**WHAT IS EXPECTED:** Read through the data and report every line in which the word "that" occurs.

— begin RECORDS —

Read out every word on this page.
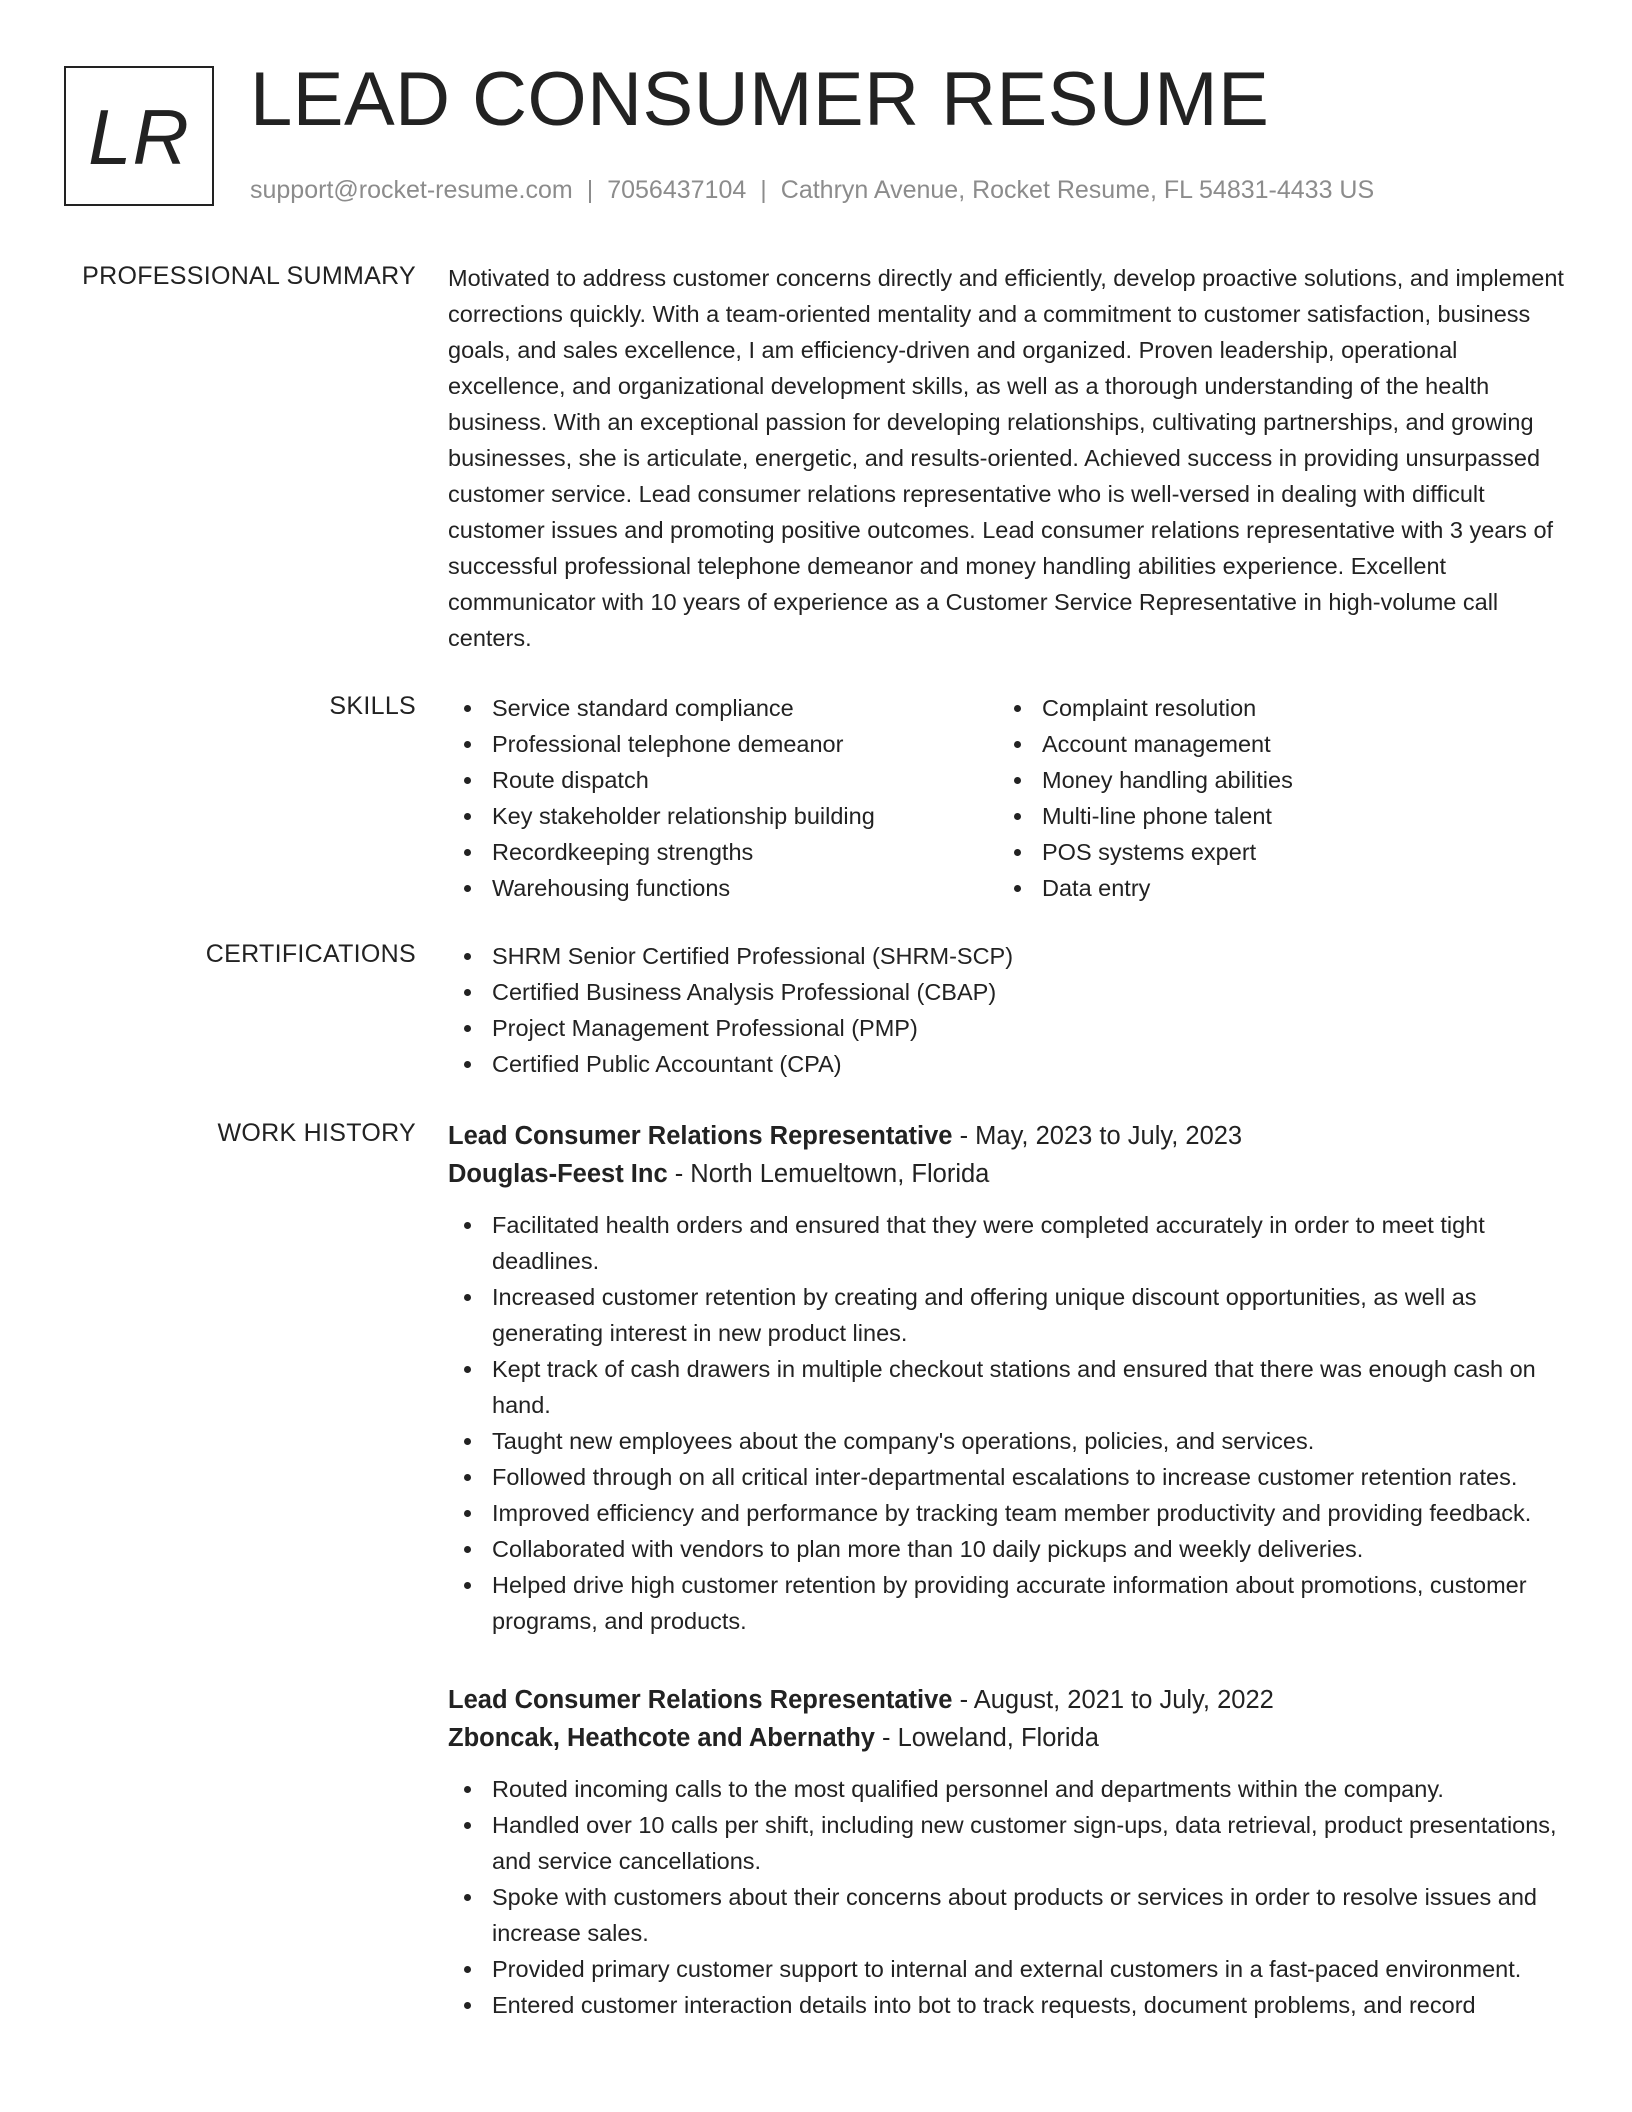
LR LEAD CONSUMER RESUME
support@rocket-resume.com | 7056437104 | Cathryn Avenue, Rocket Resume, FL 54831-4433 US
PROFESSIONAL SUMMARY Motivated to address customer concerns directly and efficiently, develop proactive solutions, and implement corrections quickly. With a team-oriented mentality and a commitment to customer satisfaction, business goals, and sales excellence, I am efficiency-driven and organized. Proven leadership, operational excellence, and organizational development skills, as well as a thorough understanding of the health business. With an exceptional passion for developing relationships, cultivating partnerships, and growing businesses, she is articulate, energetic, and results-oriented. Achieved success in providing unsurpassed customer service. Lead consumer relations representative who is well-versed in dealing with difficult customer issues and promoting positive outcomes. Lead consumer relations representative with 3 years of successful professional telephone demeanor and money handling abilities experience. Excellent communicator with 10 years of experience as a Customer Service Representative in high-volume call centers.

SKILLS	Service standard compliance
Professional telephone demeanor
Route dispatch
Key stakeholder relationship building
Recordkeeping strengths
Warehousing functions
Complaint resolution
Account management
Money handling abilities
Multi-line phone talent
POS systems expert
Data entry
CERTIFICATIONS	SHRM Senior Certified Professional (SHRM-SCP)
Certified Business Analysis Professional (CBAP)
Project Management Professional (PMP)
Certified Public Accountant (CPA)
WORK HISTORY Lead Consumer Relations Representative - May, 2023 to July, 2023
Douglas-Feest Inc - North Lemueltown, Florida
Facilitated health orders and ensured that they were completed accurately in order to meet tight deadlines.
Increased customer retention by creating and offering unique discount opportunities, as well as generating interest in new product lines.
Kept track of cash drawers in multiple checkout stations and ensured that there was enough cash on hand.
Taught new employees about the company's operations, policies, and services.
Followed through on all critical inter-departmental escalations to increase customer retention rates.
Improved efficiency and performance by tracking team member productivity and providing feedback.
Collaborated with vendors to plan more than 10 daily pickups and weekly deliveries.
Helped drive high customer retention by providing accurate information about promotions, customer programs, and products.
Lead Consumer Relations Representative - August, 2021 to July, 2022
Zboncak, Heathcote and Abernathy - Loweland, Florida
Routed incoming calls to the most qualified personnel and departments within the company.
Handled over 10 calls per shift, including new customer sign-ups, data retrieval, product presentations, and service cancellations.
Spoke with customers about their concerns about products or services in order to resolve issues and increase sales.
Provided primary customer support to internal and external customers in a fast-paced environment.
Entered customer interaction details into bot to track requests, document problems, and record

— end RECORDS —

**FULL OUTPUT:**
Facilitated health orders and ensured that they were completed accurately in order to meet tight deadlines.
Kept track of cash drawers in multiple checkout stations and ensured that there was enough cash on hand.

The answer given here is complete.